Produce the listing below again, exactly as shown.

╭─ EXERCISE MATERIAL

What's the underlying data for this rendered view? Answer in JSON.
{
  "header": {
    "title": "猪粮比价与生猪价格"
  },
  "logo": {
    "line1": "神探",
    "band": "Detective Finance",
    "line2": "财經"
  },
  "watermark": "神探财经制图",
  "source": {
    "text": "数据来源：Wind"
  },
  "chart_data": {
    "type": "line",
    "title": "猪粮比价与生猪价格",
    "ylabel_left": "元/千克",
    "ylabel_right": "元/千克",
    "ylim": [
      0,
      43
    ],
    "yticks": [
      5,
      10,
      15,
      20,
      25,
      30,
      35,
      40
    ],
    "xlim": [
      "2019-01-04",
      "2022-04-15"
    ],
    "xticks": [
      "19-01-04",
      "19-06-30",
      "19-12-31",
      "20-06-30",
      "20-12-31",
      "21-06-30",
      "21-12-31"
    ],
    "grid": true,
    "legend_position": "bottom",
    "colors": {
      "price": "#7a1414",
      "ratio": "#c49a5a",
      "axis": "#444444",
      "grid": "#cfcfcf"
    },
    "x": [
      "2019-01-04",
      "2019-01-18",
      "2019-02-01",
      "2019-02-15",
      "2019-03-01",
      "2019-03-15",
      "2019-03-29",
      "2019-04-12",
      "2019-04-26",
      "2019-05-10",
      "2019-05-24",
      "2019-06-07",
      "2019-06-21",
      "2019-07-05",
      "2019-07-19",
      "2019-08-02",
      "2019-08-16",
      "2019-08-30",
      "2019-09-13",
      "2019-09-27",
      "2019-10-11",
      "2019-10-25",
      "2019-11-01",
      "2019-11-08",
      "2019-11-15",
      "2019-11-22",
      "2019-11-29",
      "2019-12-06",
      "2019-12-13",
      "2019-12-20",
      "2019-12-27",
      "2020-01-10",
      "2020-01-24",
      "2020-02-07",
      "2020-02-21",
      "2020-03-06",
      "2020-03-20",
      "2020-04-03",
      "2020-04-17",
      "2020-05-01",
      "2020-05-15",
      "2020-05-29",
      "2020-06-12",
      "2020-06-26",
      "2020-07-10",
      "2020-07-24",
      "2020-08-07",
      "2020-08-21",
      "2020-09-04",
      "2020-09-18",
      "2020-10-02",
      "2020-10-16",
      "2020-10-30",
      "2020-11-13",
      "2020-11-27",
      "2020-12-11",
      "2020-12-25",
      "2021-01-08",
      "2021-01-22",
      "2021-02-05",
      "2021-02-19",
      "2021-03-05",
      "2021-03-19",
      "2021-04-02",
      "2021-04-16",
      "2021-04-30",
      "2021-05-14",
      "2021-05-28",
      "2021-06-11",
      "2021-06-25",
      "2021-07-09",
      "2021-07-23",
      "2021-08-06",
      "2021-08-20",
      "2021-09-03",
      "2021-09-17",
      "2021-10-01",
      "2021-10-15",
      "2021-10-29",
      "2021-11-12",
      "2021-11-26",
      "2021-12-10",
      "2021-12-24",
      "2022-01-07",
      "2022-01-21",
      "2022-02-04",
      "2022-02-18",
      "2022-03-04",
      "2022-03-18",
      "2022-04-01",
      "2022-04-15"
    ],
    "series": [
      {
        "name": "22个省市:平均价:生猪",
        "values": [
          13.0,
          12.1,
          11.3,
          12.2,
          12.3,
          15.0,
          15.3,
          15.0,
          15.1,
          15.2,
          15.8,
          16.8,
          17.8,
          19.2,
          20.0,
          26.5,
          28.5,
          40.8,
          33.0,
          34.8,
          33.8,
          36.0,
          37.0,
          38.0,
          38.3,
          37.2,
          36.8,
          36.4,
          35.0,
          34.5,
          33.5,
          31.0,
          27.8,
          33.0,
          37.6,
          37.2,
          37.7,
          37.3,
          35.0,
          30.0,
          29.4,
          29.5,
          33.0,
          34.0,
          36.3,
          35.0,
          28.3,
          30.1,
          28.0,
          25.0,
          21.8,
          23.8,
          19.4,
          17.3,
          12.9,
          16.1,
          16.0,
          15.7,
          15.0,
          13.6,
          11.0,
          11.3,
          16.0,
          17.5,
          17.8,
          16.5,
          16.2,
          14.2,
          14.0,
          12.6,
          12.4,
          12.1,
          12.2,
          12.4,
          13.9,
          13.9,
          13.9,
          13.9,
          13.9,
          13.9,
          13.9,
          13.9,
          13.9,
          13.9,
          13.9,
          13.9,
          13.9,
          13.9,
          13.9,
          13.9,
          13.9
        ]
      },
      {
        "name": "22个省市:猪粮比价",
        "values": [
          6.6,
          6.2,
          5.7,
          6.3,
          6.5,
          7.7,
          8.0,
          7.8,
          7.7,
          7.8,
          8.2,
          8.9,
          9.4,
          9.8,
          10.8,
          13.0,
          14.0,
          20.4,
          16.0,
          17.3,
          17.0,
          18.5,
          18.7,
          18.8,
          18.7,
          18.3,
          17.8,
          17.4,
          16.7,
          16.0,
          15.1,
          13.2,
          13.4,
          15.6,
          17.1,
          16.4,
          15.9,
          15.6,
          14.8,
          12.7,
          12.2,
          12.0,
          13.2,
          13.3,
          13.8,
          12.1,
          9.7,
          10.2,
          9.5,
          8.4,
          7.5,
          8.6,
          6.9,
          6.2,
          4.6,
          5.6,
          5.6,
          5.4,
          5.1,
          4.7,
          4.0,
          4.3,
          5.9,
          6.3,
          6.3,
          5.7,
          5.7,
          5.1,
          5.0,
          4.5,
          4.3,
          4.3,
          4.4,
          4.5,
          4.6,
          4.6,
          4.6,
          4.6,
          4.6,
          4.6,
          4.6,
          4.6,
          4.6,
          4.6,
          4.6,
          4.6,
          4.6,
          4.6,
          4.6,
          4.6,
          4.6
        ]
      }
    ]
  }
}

╰─

SOLUTION =>
What's the underlying data for this rendered view? Answer in JSON.
{
  "header": {
    "title": "猪粮比价与生猪价格"
  },
  "logo": {
    "line1": "神探",
    "band": "Detective Finance",
    "line2": "财經"
  },
  "watermark": "神探财经制图",
  "source": {
    "text": "数据来源：Wind"
  },
  "chart_data": {
    "type": "line",
    "title": "猪粮比价与生猪价格",
    "ylabel_left": "元/千克",
    "ylabel_right": "元/千克",
    "ylim": [
      0,
      43
    ],
    "yticks": [
      5,
      10,
      15,
      20,
      25,
      30,
      35,
      40
    ],
    "xlim": [
      "2019-01-04",
      "2022-04-15"
    ],
    "xticks": [
      "19-01-04",
      "19-06-30",
      "19-12-31",
      "20-06-30",
      "20-12-31",
      "21-06-30",
      "21-12-31"
    ],
    "grid": true,
    "legend_position": "bottom",
    "colors": {
      "price": "#7a1414",
      "ratio": "#c49a5a",
      "axis": "#444444",
      "grid": "#cfcfcf"
    },
    "x": [
      "2019-01-04",
      "2019-01-18",
      "2019-02-01",
      "2019-02-15",
      "2019-03-01",
      "2019-03-15",
      "2019-03-29",
      "2019-04-12",
      "2019-04-26",
      "2019-05-10",
      "2019-05-24",
      "2019-06-07",
      "2019-06-21",
      "2019-07-05",
      "2019-07-19",
      "2019-08-02",
      "2019-08-16",
      "2019-08-30",
      "2019-09-13",
      "2019-09-27",
      "2019-10-11",
      "2019-10-25",
      "2019-11-01",
      "2019-11-08",
      "2019-11-15",
      "2019-11-22",
      "2019-11-29",
      "2019-12-06",
      "2019-12-13",
      "2019-12-20",
      "2019-12-27",
      "2020-01-10",
      "2020-01-24",
      "2020-02-07",
      "2020-02-21",
      "2020-03-06",
      "2020-03-20",
      "2020-04-03",
      "2020-04-17",
      "2020-05-01",
      "2020-05-15",
      "2020-05-29",
      "2020-06-12",
      "2020-06-26",
      "2020-07-10",
      "2020-07-24",
      "2020-08-07",
      "2020-08-21",
      "2020-09-04",
      "2020-09-18",
      "2020-10-02",
      "2020-10-16",
      "2020-10-30",
      "2020-11-13",
      "2020-11-27",
      "2020-12-11",
      "2020-12-25",
      "2021-01-08",
      "2021-01-22",
      "2021-02-05",
      "2021-02-19",
      "2021-03-05",
      "2021-03-19",
      "2021-04-02",
      "2021-04-16",
      "2021-04-30",
      "2021-05-14",
      "2021-05-28",
      "2021-06-11",
      "2021-06-25",
      "2021-07-09",
      "2021-07-23",
      "2021-08-06",
      "2021-08-20",
      "2021-09-03",
      "2021-09-17",
      "2021-10-01",
      "2021-10-15",
      "2021-10-29",
      "2021-11-12",
      "2021-11-26",
      "2021-12-10",
      "2021-12-24",
      "2022-01-07",
      "2022-01-21",
      "2022-02-04",
      "2022-02-18",
      "2022-03-04",
      "2022-03-18",
      "2022-04-01",
      "2022-04-15"
    ],
    "series": [
      {
        "name": "22个省市:平均价:生猪",
        "values": [
          13.0,
          12.1,
          11.3,
          12.2,
          12.3,
          15.0,
          15.3,
          15.0,
          15.1,
          15.2,
          15.8,
          16.8,
          17.8,
          19.2,
          20.0,
          26.5,
          28.5,
          40.8,
          33.0,
          34.8,
          33.8,
          36.0,
          37.0,
          38.0,
          38.3,
          37.2,
          36.8,
          36.4,
          35.0,
          34.5,
          33.5,
          31.0,
          27.8,
          33.0,
          37.6,
          37.2,
          37.7,
          37.3,
          35.0,
          30.0,
          29.4,
          29.5,
          33.0,
          34.0,
          36.3,
          35.0,
          28.3,
          30.1,
          28.0,
          25.0,
          21.8,
          23.8,
          19.4,
          17.3,
          12.9,
          16.1,
          16.0,
          15.7,
          15.0,
          13.6,
          11.0,
          11.3,
          16.0,
          17.5,
          17.8,
          16.5,
          16.2,
          14.2,
          14.0,
          12.6,
          12.4,
          12.1,
          12.2,
          12.4,
          13.9,
          13.9,
          13.9,
          13.9,
          13.9,
          13.9,
          13.9,
          13.9,
          13.9,
          13.9,
          13.9,
          13.9,
          13.9,
          13.9,
          13.9,
          13.9,
          13.9
        ]
      },
      {
        "name": "22个省市:猪粮比价",
        "values": [
          6.6,
          6.2,
          5.7,
          6.3,
          6.5,
          7.7,
          8.0,
          7.8,
          7.7,
          7.8,
          8.2,
          8.9,
          9.4,
          9.8,
          10.8,
          13.0,
          14.0,
          20.4,
          16.0,
          17.3,
          17.0,
          18.5,
          18.7,
          18.8,
          18.7,
          18.3,
          17.8,
          17.4,
          16.7,
          16.0,
          15.1,
          13.2,
          13.4,
          15.6,
          17.1,
          16.4,
          15.9,
          15.6,
          14.8,
          12.7,
          12.2,
          12.0,
          13.2,
          13.3,
          13.8,
          12.1,
          9.7,
          10.2,
          9.5,
          8.4,
          7.5,
          8.6,
          6.9,
          6.2,
          4.6,
          5.6,
          5.6,
          5.4,
          5.1,
          4.7,
          4.0,
          4.3,
          5.9,
          6.3,
          6.3,
          5.7,
          5.7,
          5.1,
          5.0,
          4.5,
          4.3,
          4.3,
          4.4,
          4.5,
          4.6,
          4.6,
          4.6,
          4.6,
          4.6,
          4.6,
          4.6,
          4.6,
          4.6,
          4.6,
          4.6,
          4.6,
          4.6,
          4.6,
          4.6,
          4.6,
          4.6
        ]
      }
    ]
  }
}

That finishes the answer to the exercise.